* Begin Records to process *
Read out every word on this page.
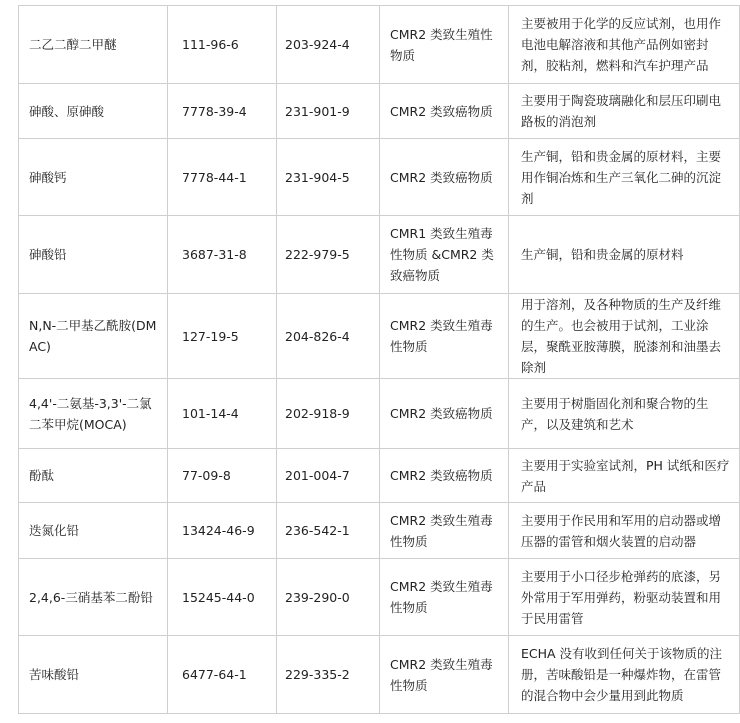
二乙二醇二甲醚	111-96-6	203-924-4	CMR2 类致生殖性物质	主要被用于化学的反应试剂，也用作电池电解溶液和其他产品例如密封剂，胶粘剂，燃料和汽车护理产品
砷酸、原砷酸	7778-39-4	231-901-9	CMR2 类致癌物质	主要用于陶瓷玻璃融化和层压印刷电路板的消泡剂
砷酸钙	7778-44-1	231-904-5	CMR2 类致癌物质	生产铜，铅和贵金属的原材料，主要用作铜冶炼和生产三氧化二砷的沉淀剂
砷酸铅	3687-31-8	222-979-5	CMR1 类致生殖毒性物质 &CMR2 类致癌物质	生产铜，铅和贵金属的原材料
N,N-二甲基乙酰胺(DMAC)	127-19-5	204-826-4	CMR2 类致生殖毒性物质	用于溶剂，及各种物质的生产及纤维的生产。也会被用于试剂，工业涂层，聚酰亚胺薄膜，脱漆剂和油墨去除剂
4,4'-二氨基-3,3'-二氯二苯甲烷(MOCA)	101-14-4	202-918-9	CMR2 类致癌物质	主要用于树脂固化剂和聚合物的生产，以及建筑和艺术
酚酞	77-09-8	201-004-7	CMR2 类致癌物质	主要用于实验室试剂，PH 试纸和医疗产品
迭氮化铅	13424-46-9	236-542-1	CMR2 类致生殖毒性物质	主要用于作民用和军用的启动器或增压器的雷管和烟火装置的启动器
2,4,6-三硝基苯二酚铅	15245-44-0	239-290-0	CMR2 类致生殖毒性物质	主要用于小口径步枪弹药的底漆，另外常用于军用弹药，粉驱动装置和用于民用雷管
苦味酸铅	6477-64-1	229-335-2	CMR2 类致生殖毒性物质	ECHA 没有收到任何关于该物质的注册，苦味酸铅是一种爆炸物，在雷管的混合物中会少量用到此物质
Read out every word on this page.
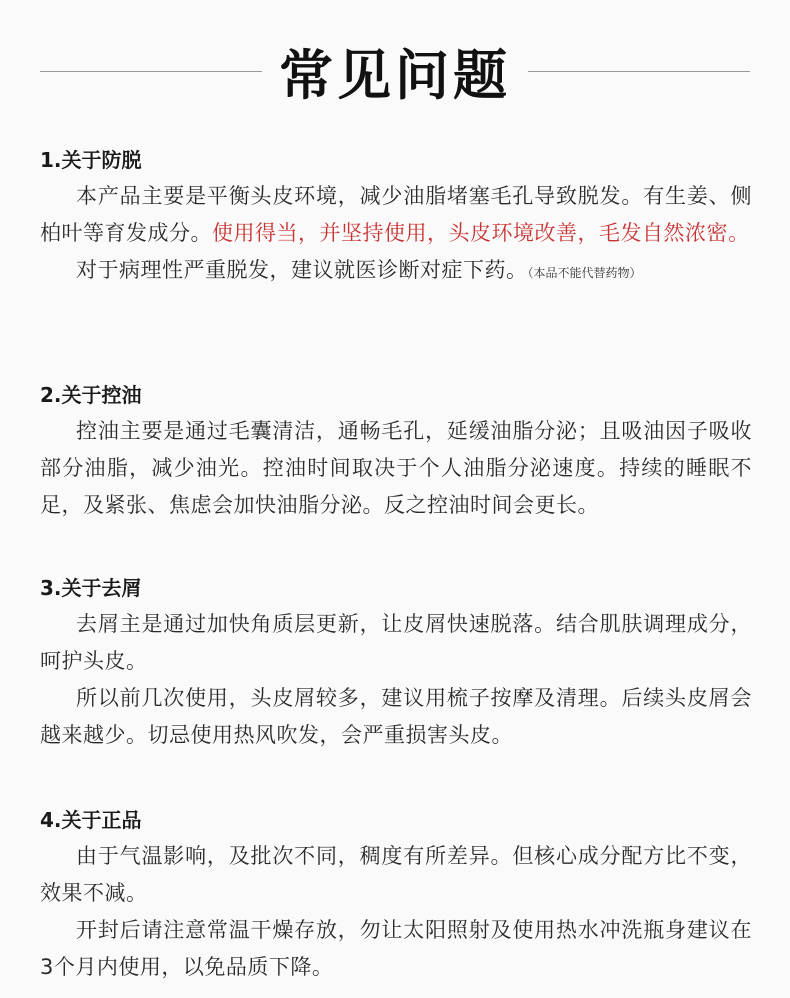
常见问题
1.关于防脱

本产品主要是平衡头皮环境，减少油脂堵塞毛孔导致脱发。有生姜、侧柏叶等育发成分。使用得当，并坚持使用，头皮环境改善，毛发自然浓密。

对于病理性严重脱发，建议就医诊断对症下药。（本品不能代替药物）

2.关于控油

控油主要是通过毛囊清洁，通畅毛孔，延缓油脂分泌；且吸油因子吸收部分油脂，减少油光。控油时间取决于个人油脂分泌速度。持续的睡眠不足，及紧张、焦虑会加快油脂分泌。反之控油时间会更长。

3.关于去屑

去屑主是通过加快角质层更新，让皮屑快速脱落。结合肌肤调理成分，呵护头皮。

所以前几次使用，头皮屑较多，建议用梳子按摩及清理。后续头皮屑会越来越少。切忌使用热风吹发，会严重损害头皮。

4.关于正品

由于气温影响，及批次不同，稠度有所差异。但核心成分配方比不变，效果不减。

开封后请注意常温干燥存放，勿让太阳照射及使用热水冲洗瓶身建议在3个月内使用，以免品质下降。
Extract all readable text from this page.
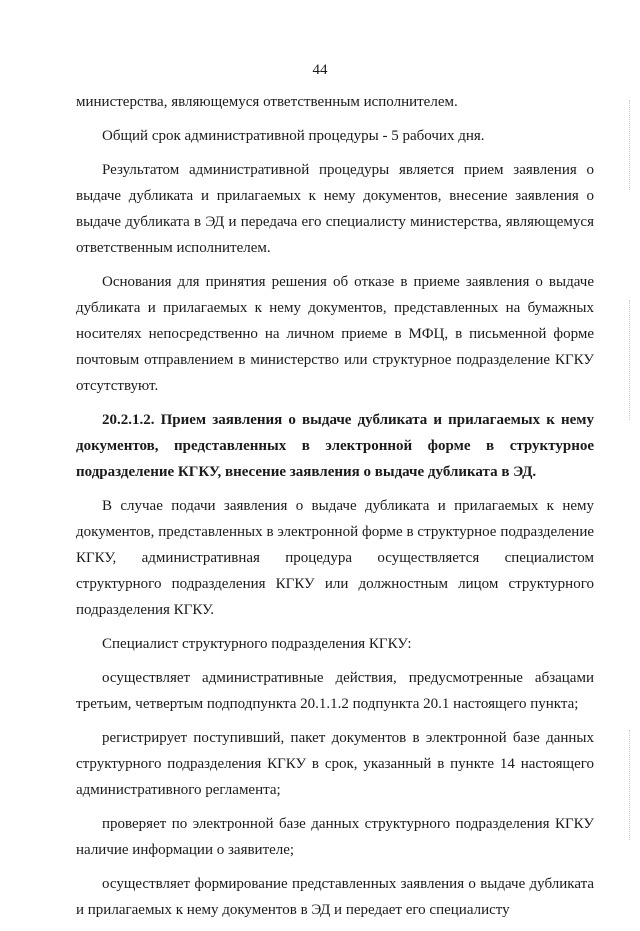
44

министерства, являющемуся ответственным исполнителем.

Общий срок административной процедуры - 5 рабочих дня.

Результатом административной процедуры является прием заявления о выдаче дубликата и прилагаемых к нему документов, внесение заявления о выдаче дубликата в ЭД и передача его специалисту министерства, являющемуся ответственным исполнителем.

Основания для принятия решения об отказе в приеме заявления о выдаче дубликата и прилагаемых к нему документов, представленных на бумажных носителях непосредственно на личном приеме в МФЦ, в письменной форме почтовым отправлением в министерство или структурное подразделение КГКУ отсутствуют.

20.2.1.2. Прием заявления о выдаче дубликата и прилагаемых к нему документов, представленных в электронной форме в структурное подразделение КГКУ, внесение заявления о выдаче дубликата в ЭД.

В случае подачи заявления о выдаче дубликата и прилагаемых к нему документов, представленных в электронной форме в структурное подразделение КГКУ, административная процедура осуществляется специалистом структурного подразделения КГКУ или должностным лицом структурного подразделения КГКУ.

Специалист структурного подразделения КГКУ:

осуществляет административные действия, предусмотренные абзацами третьим, четвертым подподпункта 20.1.1.2 подпункта 20.1 настоящего пункта;

регистрирует поступивший, пакет документов в электронной базе данных структурного подразделения КГКУ в срок, указанный в пункте 14 настоящего административного регламента;

проверяет по электронной базе данных структурного подразделения КГКУ наличие информации о заявителе;

осуществляет формирование представленных заявления о выдаче дубликата и прилагаемых к нему документов в ЭД и передает его специалисту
* End Records to process *
**Exercise**
Write out all the entries again, word for word, and print no images.

**Task solution**
Read out every word on this page.
二乙二醇二甲醚	111-96-6	203-924-4	CMR2 类致生殖性物质	主要被用于化学的反应试剂，也用作电池电解溶液和其他产品例如密封剂，胶粘剂，燃料和汽车护理产品
砷酸、原砷酸	7778-39-4	231-901-9	CMR2 类致癌物质	主要用于陶瓷玻璃融化和层压印刷电路板的消泡剂
砷酸钙	7778-44-1	231-904-5	CMR2 类致癌物质	生产铜，铅和贵金属的原材料，主要用作铜冶炼和生产三氧化二砷的沉淀剂
砷酸铅	3687-31-8	222-979-5	CMR1 类致生殖毒性物质 &CMR2 类致癌物质	生产铜，铅和贵金属的原材料
N,N-二甲基乙酰胺(DMAC)	127-19-5	204-826-4	CMR2 类致生殖毒性物质	用于溶剂，及各种物质的生产及纤维的生产。也会被用于试剂，工业涂层，聚酰亚胺薄膜，脱漆剂和油墨去除剂
4,4'-二氨基-3,3'-二氯二苯甲烷(MOCA)	101-14-4	202-918-9	CMR2 类致癌物质	主要用于树脂固化剂和聚合物的生产，以及建筑和艺术
酚酞	77-09-8	201-004-7	CMR2 类致癌物质	主要用于实验室试剂，PH 试纸和医疗产品
迭氮化铅	13424-46-9	236-542-1	CMR2 类致生殖毒性物质	主要用于作民用和军用的启动器或增压器的雷管和烟火装置的启动器
2,4,6-三硝基苯二酚铅	15245-44-0	239-290-0	CMR2 类致生殖毒性物质	主要用于小口径步枪弹药的底漆，另外常用于军用弹药，粉驱动装置和用于民用雷管
苦味酸铅	6477-64-1	229-335-2	CMR2 类致生殖毒性物质	ECHA 没有收到任何关于该物质的注册，苦味酸铅是一种爆炸物，在雷管的混合物中会少量用到此物质
Read out every word on this page.
常见问题
1.关于防脱

本产品主要是平衡头皮环境，减少油脂堵塞毛孔导致脱发。有生姜、侧柏叶等育发成分。使用得当，并坚持使用，头皮环境改善，毛发自然浓密。

对于病理性严重脱发，建议就医诊断对症下药。（本品不能代替药物）

2.关于控油

控油主要是通过毛囊清洁，通畅毛孔，延缓油脂分泌；且吸油因子吸收部分油脂，减少油光。控油时间取决于个人油脂分泌速度。持续的睡眠不足，及紧张、焦虑会加快油脂分泌。反之控油时间会更长。

3.关于去屑

去屑主是通过加快角质层更新，让皮屑快速脱落。结合肌肤调理成分，呵护头皮。

所以前几次使用，头皮屑较多，建议用梳子按摩及清理。后续头皮屑会越来越少。切忌使用热风吹发，会严重损害头皮。

4.关于正品

由于气温影响，及批次不同，稠度有所差异。但核心成分配方比不变，效果不减。

开封后请注意常温干燥存放，勿让太阳照射及使用热水冲洗瓶身建议在3个月内使用，以免品质下降。
Extract all readable text from this page.
44

министерства, являющемуся ответственным исполнителем.

Общий срок административной процедуры - 5 рабочих дня.

Результатом административной процедуры является прием заявления о выдаче дубликата и прилагаемых к нему документов, внесение заявления о выдаче дубликата в ЭД и передача его специалисту министерства, являющемуся ответственным исполнителем.

Основания для принятия решения об отказе в приеме заявления о выдаче дубликата и прилагаемых к нему документов, представленных на бумажных носителях непосредственно на личном приеме в МФЦ, в письменной форме почтовым отправлением в министерство или структурное подразделение КГКУ отсутствуют.

20.2.1.2. Прием заявления о выдаче дубликата и прилагаемых к нему документов, представленных в электронной форме в структурное подразделение КГКУ, внесение заявления о выдаче дубликата в ЭД.

В случае подачи заявления о выдаче дубликата и прилагаемых к нему документов, представленных в электронной форме в структурное подразделение КГКУ, административная процедура осуществляется специалистом структурного подразделения КГКУ или должностным лицом структурного подразделения КГКУ.

Специалист структурного подразделения КГКУ:

осуществляет административные действия, предусмотренные абзацами третьим, четвертым подподпункта 20.1.1.2 подпункта 20.1 настоящего пункта;

регистрирует поступивший, пакет документов в электронной базе данных структурного подразделения КГКУ в срок, указанный в пункте 14 настоящего административного регламента;

проверяет по электронной базе данных структурного подразделения КГКУ наличие информации о заявителе;

осуществляет формирование представленных заявления о выдаче дубликата и прилагаемых к нему документов в ЭД и передает его специалисту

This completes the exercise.